▶ _Your goal_
Reproduce every one of the following rows verbatim, changing nothing.

Entries for boxed elements:
====

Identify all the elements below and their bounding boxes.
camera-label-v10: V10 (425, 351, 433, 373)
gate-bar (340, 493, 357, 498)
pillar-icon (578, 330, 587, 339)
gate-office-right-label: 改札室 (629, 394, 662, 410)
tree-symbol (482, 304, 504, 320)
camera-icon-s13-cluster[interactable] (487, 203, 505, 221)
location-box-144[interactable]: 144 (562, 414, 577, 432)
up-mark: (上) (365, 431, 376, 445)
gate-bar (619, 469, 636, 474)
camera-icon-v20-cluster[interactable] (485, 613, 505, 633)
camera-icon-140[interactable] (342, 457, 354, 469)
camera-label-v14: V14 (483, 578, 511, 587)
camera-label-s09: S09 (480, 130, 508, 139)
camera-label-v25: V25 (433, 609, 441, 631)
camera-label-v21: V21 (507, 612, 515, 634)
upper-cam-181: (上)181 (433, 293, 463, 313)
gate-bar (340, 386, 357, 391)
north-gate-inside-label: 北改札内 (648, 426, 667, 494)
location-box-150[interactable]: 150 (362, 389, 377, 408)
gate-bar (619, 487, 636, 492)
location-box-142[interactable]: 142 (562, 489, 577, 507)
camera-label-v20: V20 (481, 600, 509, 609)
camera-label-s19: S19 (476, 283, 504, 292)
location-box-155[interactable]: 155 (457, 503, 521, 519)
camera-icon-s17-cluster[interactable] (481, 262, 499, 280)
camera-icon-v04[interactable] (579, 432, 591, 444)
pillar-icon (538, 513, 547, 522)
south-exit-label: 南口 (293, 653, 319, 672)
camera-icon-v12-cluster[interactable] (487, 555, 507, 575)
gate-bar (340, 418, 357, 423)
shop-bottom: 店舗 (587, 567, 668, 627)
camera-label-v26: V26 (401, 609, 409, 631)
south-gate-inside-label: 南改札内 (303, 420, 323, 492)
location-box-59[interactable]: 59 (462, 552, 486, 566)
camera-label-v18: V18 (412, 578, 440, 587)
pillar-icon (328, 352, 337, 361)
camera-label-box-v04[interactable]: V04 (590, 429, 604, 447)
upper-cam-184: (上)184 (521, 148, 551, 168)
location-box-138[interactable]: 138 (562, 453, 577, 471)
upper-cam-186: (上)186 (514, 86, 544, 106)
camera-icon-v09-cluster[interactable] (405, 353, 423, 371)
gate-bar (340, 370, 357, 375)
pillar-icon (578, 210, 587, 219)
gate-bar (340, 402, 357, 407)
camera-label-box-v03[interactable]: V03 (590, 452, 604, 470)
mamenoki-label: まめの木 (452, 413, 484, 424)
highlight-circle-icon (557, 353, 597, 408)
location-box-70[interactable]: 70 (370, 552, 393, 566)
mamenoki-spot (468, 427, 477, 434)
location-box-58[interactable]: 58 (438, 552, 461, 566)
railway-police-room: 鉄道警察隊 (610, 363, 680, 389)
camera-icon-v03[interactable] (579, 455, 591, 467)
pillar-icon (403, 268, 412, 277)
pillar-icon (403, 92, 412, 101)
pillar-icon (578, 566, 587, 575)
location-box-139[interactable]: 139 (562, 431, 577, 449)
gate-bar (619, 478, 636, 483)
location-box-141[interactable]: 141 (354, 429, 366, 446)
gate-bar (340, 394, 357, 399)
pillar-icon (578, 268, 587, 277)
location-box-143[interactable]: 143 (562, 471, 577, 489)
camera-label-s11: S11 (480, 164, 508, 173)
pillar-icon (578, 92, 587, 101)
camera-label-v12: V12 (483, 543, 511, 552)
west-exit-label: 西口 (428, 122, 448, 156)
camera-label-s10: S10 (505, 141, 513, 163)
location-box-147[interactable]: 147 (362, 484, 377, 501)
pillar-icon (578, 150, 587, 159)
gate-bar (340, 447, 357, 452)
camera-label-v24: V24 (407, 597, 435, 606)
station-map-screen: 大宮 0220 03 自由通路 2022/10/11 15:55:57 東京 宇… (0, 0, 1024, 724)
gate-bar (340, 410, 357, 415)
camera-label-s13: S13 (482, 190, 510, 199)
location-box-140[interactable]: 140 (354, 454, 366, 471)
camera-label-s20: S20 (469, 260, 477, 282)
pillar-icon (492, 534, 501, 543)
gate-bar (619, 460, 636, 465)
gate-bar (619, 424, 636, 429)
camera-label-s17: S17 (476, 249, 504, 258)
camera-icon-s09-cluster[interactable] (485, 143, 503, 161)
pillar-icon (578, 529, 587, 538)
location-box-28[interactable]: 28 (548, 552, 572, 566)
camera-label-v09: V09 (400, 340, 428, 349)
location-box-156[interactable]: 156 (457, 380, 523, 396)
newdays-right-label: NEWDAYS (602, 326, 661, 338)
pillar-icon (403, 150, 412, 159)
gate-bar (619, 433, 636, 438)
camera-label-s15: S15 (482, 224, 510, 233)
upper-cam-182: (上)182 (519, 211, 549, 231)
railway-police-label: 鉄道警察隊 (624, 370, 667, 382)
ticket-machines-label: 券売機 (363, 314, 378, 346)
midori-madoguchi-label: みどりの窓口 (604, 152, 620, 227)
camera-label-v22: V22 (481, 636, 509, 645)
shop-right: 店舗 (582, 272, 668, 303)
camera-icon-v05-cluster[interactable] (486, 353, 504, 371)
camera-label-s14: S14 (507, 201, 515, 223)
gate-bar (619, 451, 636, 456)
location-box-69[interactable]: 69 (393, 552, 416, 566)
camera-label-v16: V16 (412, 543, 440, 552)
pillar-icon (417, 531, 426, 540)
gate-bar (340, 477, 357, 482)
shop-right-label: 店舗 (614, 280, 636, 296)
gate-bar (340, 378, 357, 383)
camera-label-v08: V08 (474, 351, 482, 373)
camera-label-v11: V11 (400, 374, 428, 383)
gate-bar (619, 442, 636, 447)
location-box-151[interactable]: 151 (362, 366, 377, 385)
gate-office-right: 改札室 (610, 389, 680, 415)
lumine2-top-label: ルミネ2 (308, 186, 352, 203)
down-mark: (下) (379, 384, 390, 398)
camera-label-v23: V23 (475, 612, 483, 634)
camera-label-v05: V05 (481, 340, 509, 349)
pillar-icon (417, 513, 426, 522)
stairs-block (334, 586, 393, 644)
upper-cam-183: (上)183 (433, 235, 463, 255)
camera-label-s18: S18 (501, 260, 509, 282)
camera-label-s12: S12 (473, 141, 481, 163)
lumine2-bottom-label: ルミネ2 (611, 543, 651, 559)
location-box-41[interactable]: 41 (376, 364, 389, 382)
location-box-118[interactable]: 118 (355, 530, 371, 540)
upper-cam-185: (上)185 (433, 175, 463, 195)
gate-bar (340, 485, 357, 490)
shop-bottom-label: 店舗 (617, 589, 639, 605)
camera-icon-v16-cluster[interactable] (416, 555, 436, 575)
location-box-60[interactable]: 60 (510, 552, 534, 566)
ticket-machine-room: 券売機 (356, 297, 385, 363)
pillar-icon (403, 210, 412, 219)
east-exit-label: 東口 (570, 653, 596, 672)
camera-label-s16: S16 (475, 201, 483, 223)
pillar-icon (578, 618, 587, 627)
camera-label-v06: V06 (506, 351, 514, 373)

====

▶ _Full solution_
Identify all the elements below and their bounding boxes.
camera-label-v10: V10 (425, 351, 433, 373)
gate-bar (340, 493, 357, 498)
pillar-icon (578, 330, 587, 339)
gate-office-right-label: 改札室 (629, 394, 662, 410)
tree-symbol (482, 304, 504, 320)
camera-icon-s13-cluster[interactable] (487, 203, 505, 221)
location-box-144[interactable]: 144 (562, 414, 577, 432)
up-mark: (上) (365, 431, 376, 445)
gate-bar (619, 469, 636, 474)
camera-icon-v20-cluster[interactable] (485, 613, 505, 633)
camera-icon-140[interactable] (342, 457, 354, 469)
camera-label-v14: V14 (483, 578, 511, 587)
camera-label-s09: S09 (480, 130, 508, 139)
camera-label-v25: V25 (433, 609, 441, 631)
camera-label-v21: V21 (507, 612, 515, 634)
upper-cam-181: (上)181 (433, 293, 463, 313)
gate-bar (340, 386, 357, 391)
north-gate-inside-label: 北改札内 (648, 426, 667, 494)
location-box-150[interactable]: 150 (362, 389, 377, 408)
gate-bar (619, 487, 636, 492)
location-box-142[interactable]: 142 (562, 489, 577, 507)
camera-label-v20: V20 (481, 600, 509, 609)
camera-label-s19: S19 (476, 283, 504, 292)
location-box-155[interactable]: 155 (457, 503, 521, 519)
camera-icon-s17-cluster[interactable] (481, 262, 499, 280)
camera-icon-v04[interactable] (579, 432, 591, 444)
pillar-icon (538, 513, 547, 522)
south-exit-label: 南口 (293, 653, 319, 672)
camera-icon-v12-cluster[interactable] (487, 555, 507, 575)
gate-bar (340, 418, 357, 423)
shop-bottom: 店舗 (587, 567, 668, 627)
camera-label-v26: V26 (401, 609, 409, 631)
south-gate-inside-label: 南改札内 (303, 420, 323, 492)
location-box-59[interactable]: 59 (462, 552, 486, 566)
camera-label-v18: V18 (412, 578, 440, 587)
pillar-icon (328, 352, 337, 361)
camera-label-box-v04[interactable]: V04 (590, 429, 604, 447)
upper-cam-184: (上)184 (521, 148, 551, 168)
location-box-138[interactable]: 138 (562, 453, 577, 471)
upper-cam-186: (上)186 (514, 86, 544, 106)
camera-icon-v09-cluster[interactable] (405, 353, 423, 371)
gate-bar (340, 370, 357, 375)
pillar-icon (578, 210, 587, 219)
gate-bar (340, 402, 357, 407)
camera-label-box-v03[interactable]: V03 (590, 452, 604, 470)
mamenoki-label: まめの木 (452, 413, 484, 424)
highlight-circle-icon (557, 353, 597, 408)
location-box-70[interactable]: 70 (370, 552, 393, 566)
mamenoki-spot (468, 427, 477, 434)
location-box-58[interactable]: 58 (438, 552, 461, 566)
railway-police-room: 鉄道警察隊 (610, 363, 680, 389)
camera-icon-v03[interactable] (579, 455, 591, 467)
pillar-icon (403, 268, 412, 277)
pillar-icon (403, 92, 412, 101)
pillar-icon (578, 566, 587, 575)
location-box-139[interactable]: 139 (562, 431, 577, 449)
gate-bar (619, 478, 636, 483)
location-box-141[interactable]: 141 (354, 429, 366, 446)
gate-bar (340, 394, 357, 399)
pillar-icon (578, 268, 587, 277)
location-box-143[interactable]: 143 (562, 471, 577, 489)
camera-label-s11: S11 (480, 164, 508, 173)
pillar-icon (578, 92, 587, 101)
camera-label-v12: V12 (483, 543, 511, 552)
west-exit-label: 西口 (428, 122, 448, 156)
camera-label-s10: S10 (505, 141, 513, 163)
location-box-147[interactable]: 147 (362, 484, 377, 501)
pillar-icon (578, 150, 587, 159)
gate-bar (340, 447, 357, 452)
camera-label-v24: V24 (407, 597, 435, 606)
station-map-screen: 大宮 0220 03 自由通路 2022/10/11 15:55:57 東京 宇… (0, 0, 1024, 724)
gate-bar (340, 410, 357, 415)
camera-label-s13: S13 (482, 190, 510, 199)
location-box-140[interactable]: 140 (354, 454, 366, 471)
camera-label-s20: S20 (469, 260, 477, 282)
pillar-icon (492, 534, 501, 543)
gate-bar (619, 460, 636, 465)
gate-bar (619, 424, 636, 429)
camera-label-s17: S17 (476, 249, 504, 258)
camera-icon-s09-cluster[interactable] (485, 143, 503, 161)
pillar-icon (578, 529, 587, 538)
location-box-28[interactable]: 28 (548, 552, 572, 566)
camera-label-v09: V09 (400, 340, 428, 349)
location-box-156[interactable]: 156 (457, 380, 523, 396)
newdays-right-label: NEWDAYS (602, 326, 661, 338)
pillar-icon (403, 150, 412, 159)
gate-bar (619, 433, 636, 438)
camera-label-s15: S15 (482, 224, 510, 233)
upper-cam-182: (上)182 (519, 211, 549, 231)
railway-police-label: 鉄道警察隊 (624, 370, 667, 382)
ticket-machines-label: 券売機 (363, 314, 378, 346)
midori-madoguchi-label: みどりの窓口 (604, 152, 620, 227)
camera-label-v22: V22 (481, 636, 509, 645)
shop-right: 店舗 (582, 272, 668, 303)
camera-icon-v05-cluster[interactable] (486, 353, 504, 371)
camera-label-s14: S14 (507, 201, 515, 223)
gate-bar (619, 451, 636, 456)
location-box-69[interactable]: 69 (393, 552, 416, 566)
camera-label-v16: V16 (412, 543, 440, 552)
pillar-icon (417, 531, 426, 540)
gate-bar (340, 477, 357, 482)
shop-right-label: 店舗 (614, 280, 636, 296)
gate-bar (340, 378, 357, 383)
camera-label-v08: V08 (474, 351, 482, 373)
camera-label-v11: V11 (400, 374, 428, 383)
gate-bar (619, 442, 636, 447)
location-box-151[interactable]: 151 (362, 366, 377, 385)
gate-office-right: 改札室 (610, 389, 680, 415)
lumine2-top-label: ルミネ2 (308, 186, 352, 203)
down-mark: (下) (379, 384, 390, 398)
camera-label-v23: V23 (475, 612, 483, 634)
camera-label-v05: V05 (481, 340, 509, 349)
pillar-icon (417, 513, 426, 522)
stairs-block (334, 586, 393, 644)
upper-cam-183: (上)183 (433, 235, 463, 255)
camera-label-s18: S18 (501, 260, 509, 282)
camera-label-s12: S12 (473, 141, 481, 163)
lumine2-bottom-label: ルミネ2 (611, 543, 651, 559)
location-box-41[interactable]: 41 (376, 364, 389, 382)
location-box-118[interactable]: 118 (355, 530, 371, 540)
upper-cam-185: (上)185 (433, 175, 463, 195)
gate-bar (340, 485, 357, 490)
shop-bottom-label: 店舗 (617, 589, 639, 605)
camera-icon-v16-cluster[interactable] (416, 555, 436, 575)
location-box-60[interactable]: 60 (510, 552, 534, 566)
ticket-machine-room: 券売機 (356, 297, 385, 363)
pillar-icon (403, 210, 412, 219)
east-exit-label: 東口 (570, 653, 596, 672)
camera-label-s16: S16 (475, 201, 483, 223)
pillar-icon (578, 618, 587, 627)
camera-label-v06: V06 (506, 351, 514, 373)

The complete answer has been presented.